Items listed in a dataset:

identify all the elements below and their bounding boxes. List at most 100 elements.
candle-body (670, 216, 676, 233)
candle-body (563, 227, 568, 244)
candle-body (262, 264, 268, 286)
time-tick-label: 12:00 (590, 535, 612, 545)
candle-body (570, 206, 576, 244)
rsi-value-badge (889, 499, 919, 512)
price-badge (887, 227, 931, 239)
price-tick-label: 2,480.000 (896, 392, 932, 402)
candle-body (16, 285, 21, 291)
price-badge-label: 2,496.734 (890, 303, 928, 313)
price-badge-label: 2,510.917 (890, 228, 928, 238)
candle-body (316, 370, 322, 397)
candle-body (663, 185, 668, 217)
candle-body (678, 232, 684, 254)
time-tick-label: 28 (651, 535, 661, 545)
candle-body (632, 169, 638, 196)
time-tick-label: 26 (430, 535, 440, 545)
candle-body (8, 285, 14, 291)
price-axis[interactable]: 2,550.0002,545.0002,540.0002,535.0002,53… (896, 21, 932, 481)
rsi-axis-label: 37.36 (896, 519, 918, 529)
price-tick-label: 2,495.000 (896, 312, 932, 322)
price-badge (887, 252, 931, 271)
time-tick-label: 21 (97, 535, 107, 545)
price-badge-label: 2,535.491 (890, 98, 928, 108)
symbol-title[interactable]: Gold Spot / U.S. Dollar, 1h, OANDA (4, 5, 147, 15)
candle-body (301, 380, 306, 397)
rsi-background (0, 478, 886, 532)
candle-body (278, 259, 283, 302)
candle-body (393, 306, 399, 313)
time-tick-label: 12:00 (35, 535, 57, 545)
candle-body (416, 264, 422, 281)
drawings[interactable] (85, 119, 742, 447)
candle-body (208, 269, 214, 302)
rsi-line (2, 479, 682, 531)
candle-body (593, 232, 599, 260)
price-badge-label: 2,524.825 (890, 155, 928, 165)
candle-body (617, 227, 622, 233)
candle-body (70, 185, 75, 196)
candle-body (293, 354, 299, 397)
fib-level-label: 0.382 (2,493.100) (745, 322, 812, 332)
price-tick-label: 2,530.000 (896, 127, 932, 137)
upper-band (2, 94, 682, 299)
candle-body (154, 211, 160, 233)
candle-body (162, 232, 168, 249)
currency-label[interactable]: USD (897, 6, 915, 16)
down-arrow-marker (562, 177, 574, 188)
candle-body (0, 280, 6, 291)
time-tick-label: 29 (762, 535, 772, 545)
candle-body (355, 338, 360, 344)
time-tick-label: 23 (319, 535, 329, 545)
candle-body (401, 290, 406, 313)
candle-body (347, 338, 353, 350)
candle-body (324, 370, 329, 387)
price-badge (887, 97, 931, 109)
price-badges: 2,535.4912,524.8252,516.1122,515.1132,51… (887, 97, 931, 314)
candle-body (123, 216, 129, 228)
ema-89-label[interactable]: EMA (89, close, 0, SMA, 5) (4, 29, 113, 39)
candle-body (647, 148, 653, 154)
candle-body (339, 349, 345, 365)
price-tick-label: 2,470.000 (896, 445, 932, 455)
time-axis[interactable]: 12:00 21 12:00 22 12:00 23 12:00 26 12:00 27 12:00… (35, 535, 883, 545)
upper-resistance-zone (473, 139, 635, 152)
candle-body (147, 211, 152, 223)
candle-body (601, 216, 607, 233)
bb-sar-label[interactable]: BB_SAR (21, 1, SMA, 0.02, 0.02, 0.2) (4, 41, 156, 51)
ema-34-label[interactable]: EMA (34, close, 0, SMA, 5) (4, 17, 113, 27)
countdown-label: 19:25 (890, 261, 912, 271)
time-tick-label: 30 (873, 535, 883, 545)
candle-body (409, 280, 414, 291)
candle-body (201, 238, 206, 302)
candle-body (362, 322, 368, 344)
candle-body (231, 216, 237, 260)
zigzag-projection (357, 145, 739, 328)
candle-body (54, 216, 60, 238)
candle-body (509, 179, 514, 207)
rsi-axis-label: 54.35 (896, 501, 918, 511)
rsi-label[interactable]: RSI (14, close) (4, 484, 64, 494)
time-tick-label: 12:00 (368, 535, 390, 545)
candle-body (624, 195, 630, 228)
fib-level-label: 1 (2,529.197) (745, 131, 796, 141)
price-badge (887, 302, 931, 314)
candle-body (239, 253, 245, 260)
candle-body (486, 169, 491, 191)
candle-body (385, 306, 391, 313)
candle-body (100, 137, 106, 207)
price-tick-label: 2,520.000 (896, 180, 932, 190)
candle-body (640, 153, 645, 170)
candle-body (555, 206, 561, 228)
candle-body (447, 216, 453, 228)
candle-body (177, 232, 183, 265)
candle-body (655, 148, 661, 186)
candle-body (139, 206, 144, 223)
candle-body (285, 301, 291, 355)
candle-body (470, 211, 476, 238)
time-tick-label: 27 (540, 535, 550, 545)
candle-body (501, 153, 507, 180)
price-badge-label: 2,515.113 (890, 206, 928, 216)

Given instruction |
Starting with the first line of the entries and going on through the line with "candle-body (663, 185, 668, 217)", write those lines out again, switching "rsi-value-badge" to "rsi-readout-badge" and leaving everything else unchanged.

Task response |
identify all the elements below and their bounding boxes. List at most 100 elements.
candle-body (670, 216, 676, 233)
candle-body (563, 227, 568, 244)
candle-body (262, 264, 268, 286)
time-tick-label: 12:00 (590, 535, 612, 545)
candle-body (570, 206, 576, 244)
rsi-readout-badge (889, 499, 919, 512)
price-badge (887, 227, 931, 239)
price-tick-label: 2,480.000 (896, 392, 932, 402)
candle-body (16, 285, 21, 291)
price-badge-label: 2,496.734 (890, 303, 928, 313)
price-badge-label: 2,510.917 (890, 228, 928, 238)
candle-body (316, 370, 322, 397)
candle-body (663, 185, 668, 217)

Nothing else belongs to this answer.